_EXERCISE AIM_: A line counts if it contains the string "Mortgage"; say how many such lines there are, giving only the number.

== DATASET RECORDS ==

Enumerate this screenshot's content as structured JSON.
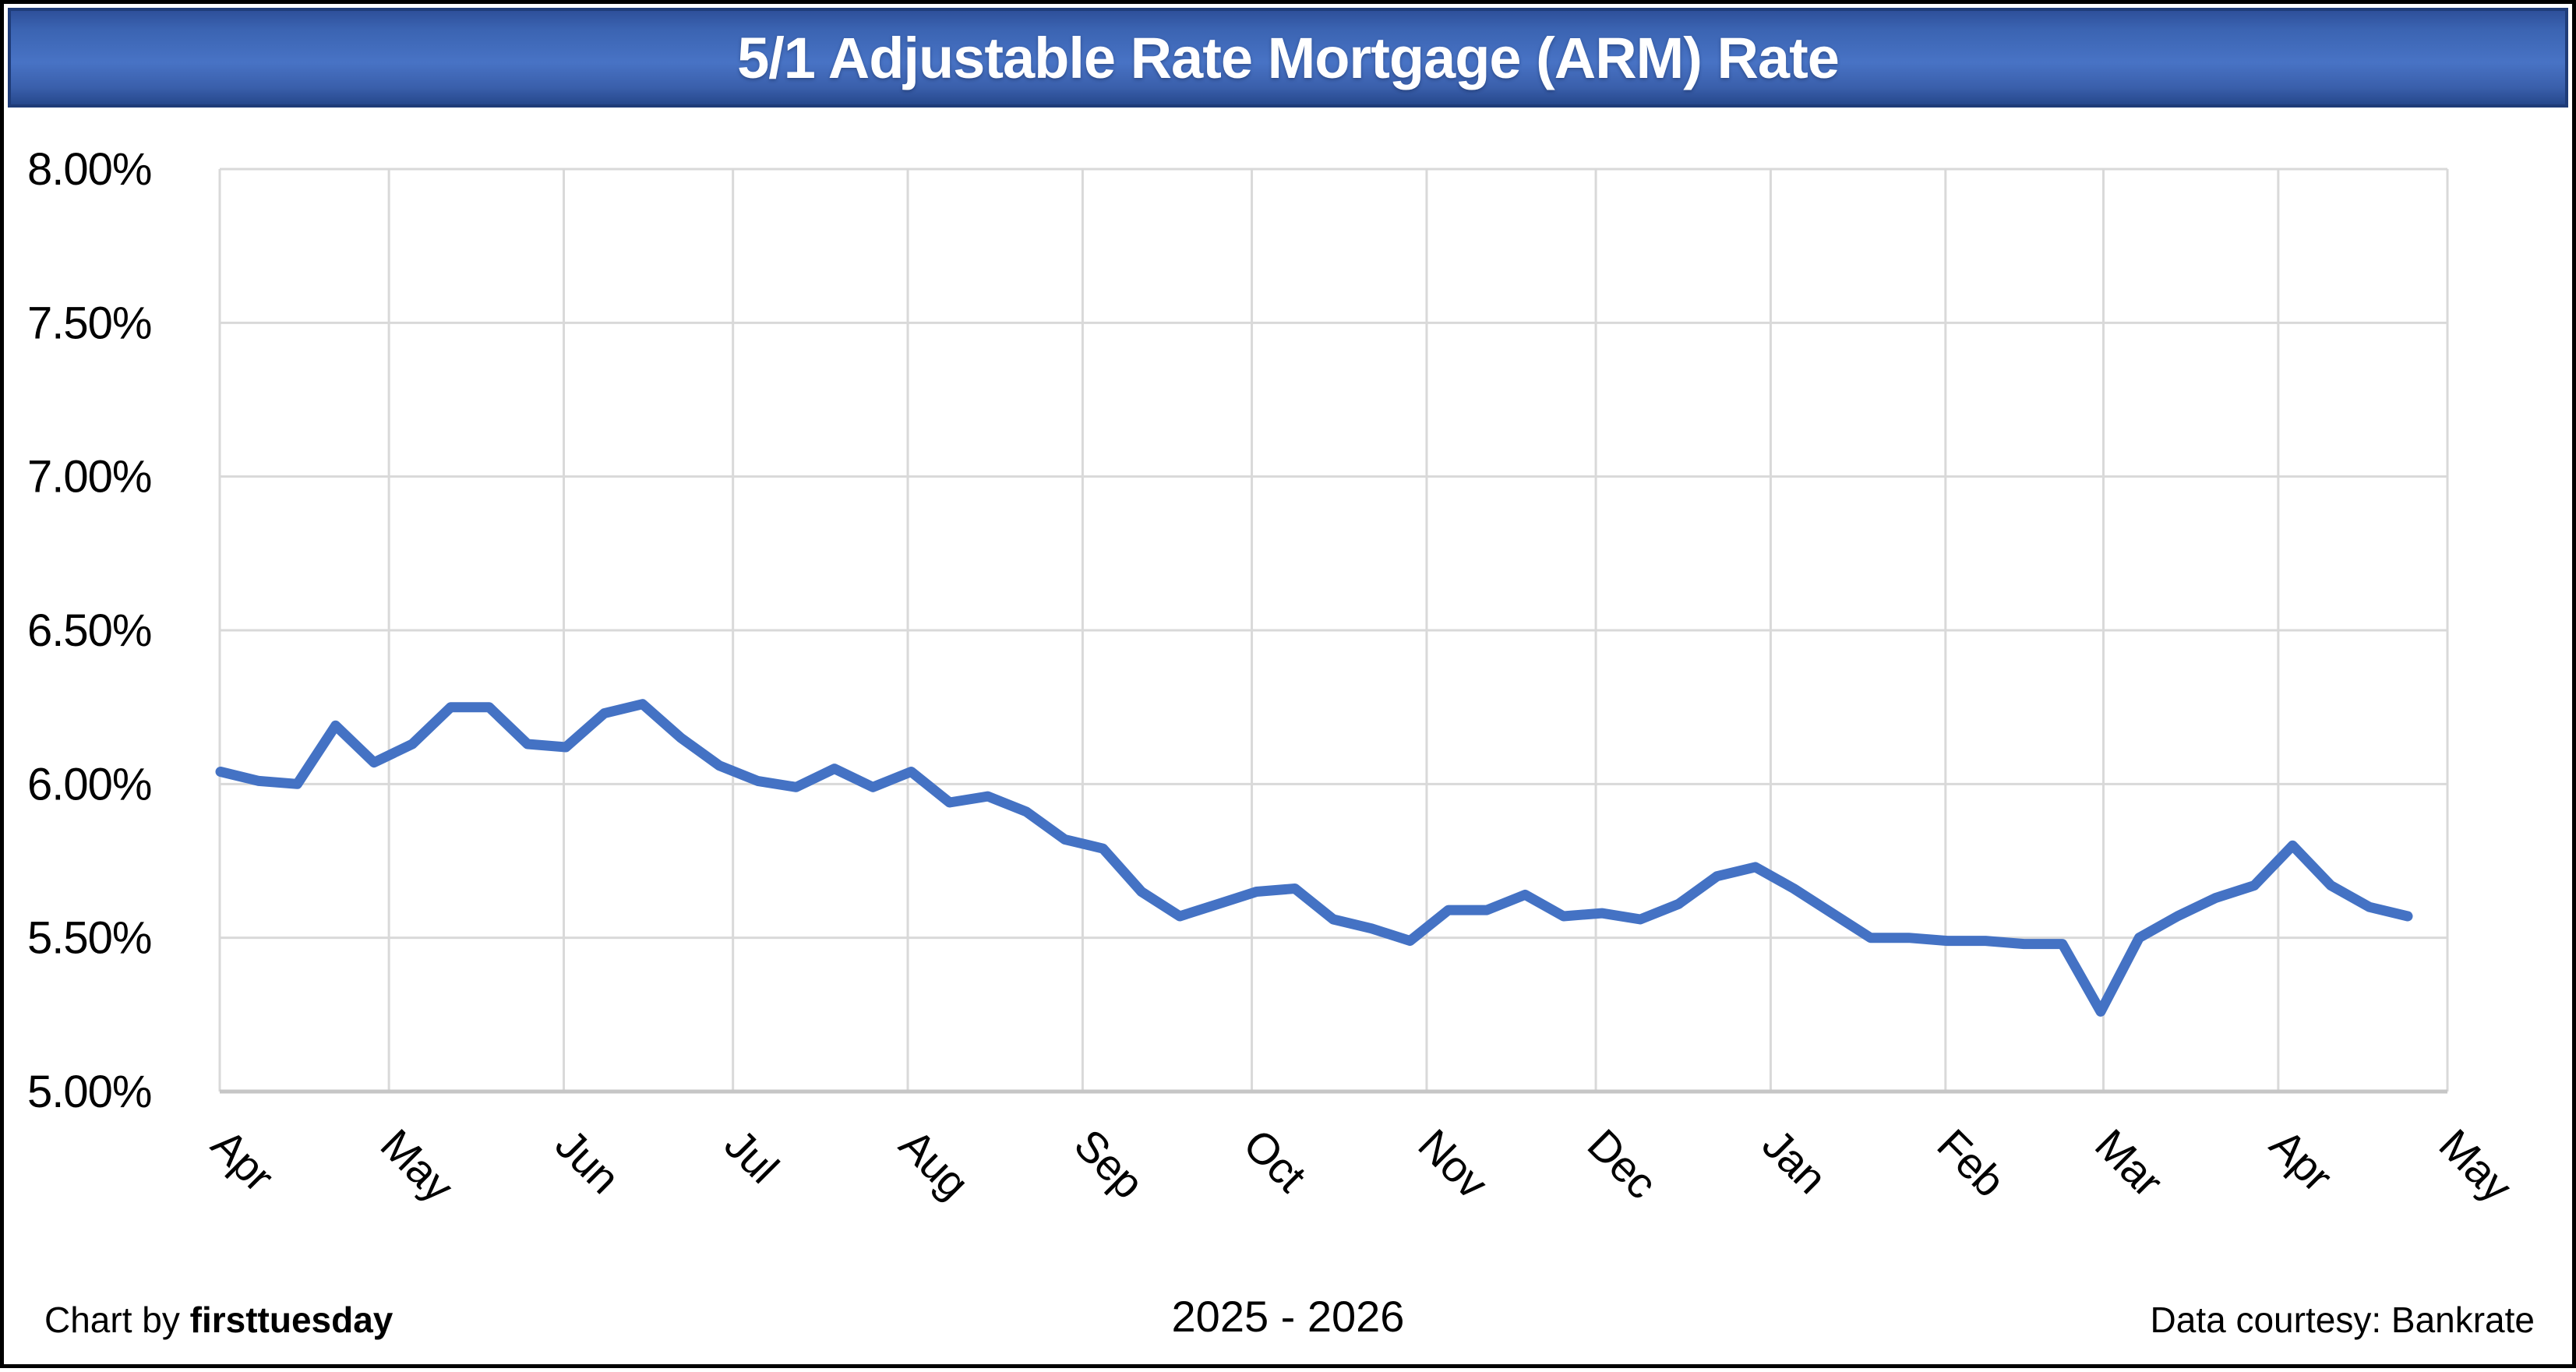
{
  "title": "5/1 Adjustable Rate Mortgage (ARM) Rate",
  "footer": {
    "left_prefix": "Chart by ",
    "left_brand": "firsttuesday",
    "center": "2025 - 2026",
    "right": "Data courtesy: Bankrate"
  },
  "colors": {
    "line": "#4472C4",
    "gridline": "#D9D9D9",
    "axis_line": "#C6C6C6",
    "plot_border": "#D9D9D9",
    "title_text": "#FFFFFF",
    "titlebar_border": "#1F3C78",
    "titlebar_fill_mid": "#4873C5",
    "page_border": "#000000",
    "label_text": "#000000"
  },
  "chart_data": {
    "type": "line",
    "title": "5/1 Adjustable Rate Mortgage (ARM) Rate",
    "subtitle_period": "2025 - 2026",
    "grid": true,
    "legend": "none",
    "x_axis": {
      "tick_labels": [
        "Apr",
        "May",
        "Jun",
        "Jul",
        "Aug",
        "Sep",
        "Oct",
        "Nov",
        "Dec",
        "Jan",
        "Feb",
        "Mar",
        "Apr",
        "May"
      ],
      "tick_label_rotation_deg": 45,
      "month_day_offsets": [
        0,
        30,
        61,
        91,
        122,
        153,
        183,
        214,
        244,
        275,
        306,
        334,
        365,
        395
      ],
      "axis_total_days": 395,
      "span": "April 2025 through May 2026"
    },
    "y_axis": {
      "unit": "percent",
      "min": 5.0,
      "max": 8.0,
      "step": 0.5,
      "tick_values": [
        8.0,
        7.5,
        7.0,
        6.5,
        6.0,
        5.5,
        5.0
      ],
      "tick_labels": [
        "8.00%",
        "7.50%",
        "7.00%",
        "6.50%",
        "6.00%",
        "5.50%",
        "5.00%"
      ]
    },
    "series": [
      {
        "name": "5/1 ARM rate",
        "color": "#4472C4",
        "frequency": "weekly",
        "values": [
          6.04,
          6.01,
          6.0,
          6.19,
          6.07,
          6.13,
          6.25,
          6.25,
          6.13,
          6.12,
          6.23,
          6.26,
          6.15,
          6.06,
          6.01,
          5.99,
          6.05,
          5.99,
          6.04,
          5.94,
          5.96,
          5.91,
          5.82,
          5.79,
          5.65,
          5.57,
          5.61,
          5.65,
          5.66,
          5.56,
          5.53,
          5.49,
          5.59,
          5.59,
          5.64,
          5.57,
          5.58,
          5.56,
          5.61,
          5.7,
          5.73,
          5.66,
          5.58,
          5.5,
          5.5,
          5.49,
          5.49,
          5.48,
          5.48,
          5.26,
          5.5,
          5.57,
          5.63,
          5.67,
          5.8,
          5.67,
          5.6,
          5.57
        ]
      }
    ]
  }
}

===

_RESPONSE FOR THIS EXERCISE_: 2